■ WHAT YOU HAVE TO DO
Wherever the word "edible" turns up in a line of the entries, copy that line.

■ SOURCE DATA
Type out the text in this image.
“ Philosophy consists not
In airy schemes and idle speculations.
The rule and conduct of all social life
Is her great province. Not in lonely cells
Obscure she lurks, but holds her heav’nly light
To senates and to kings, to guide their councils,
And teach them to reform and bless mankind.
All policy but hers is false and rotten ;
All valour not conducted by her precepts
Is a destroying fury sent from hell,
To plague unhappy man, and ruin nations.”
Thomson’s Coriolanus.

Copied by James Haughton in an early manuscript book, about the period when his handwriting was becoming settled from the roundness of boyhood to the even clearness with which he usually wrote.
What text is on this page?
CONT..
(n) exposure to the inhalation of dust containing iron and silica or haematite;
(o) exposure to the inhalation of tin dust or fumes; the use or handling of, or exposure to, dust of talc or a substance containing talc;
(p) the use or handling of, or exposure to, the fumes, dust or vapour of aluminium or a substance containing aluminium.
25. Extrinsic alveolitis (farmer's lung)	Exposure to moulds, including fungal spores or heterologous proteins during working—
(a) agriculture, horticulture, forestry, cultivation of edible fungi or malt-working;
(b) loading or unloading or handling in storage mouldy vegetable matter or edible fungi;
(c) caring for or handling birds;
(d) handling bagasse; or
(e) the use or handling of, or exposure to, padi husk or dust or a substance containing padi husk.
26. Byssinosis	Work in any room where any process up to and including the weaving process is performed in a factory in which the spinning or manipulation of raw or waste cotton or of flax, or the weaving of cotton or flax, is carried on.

■ FINAL ANSWER
(a) agriculture, horticulture, forestry, cultivation of edible fungi or malt-working;
(b) loading or unloading or handling in storage mouldy vegetable matter or edible fungi;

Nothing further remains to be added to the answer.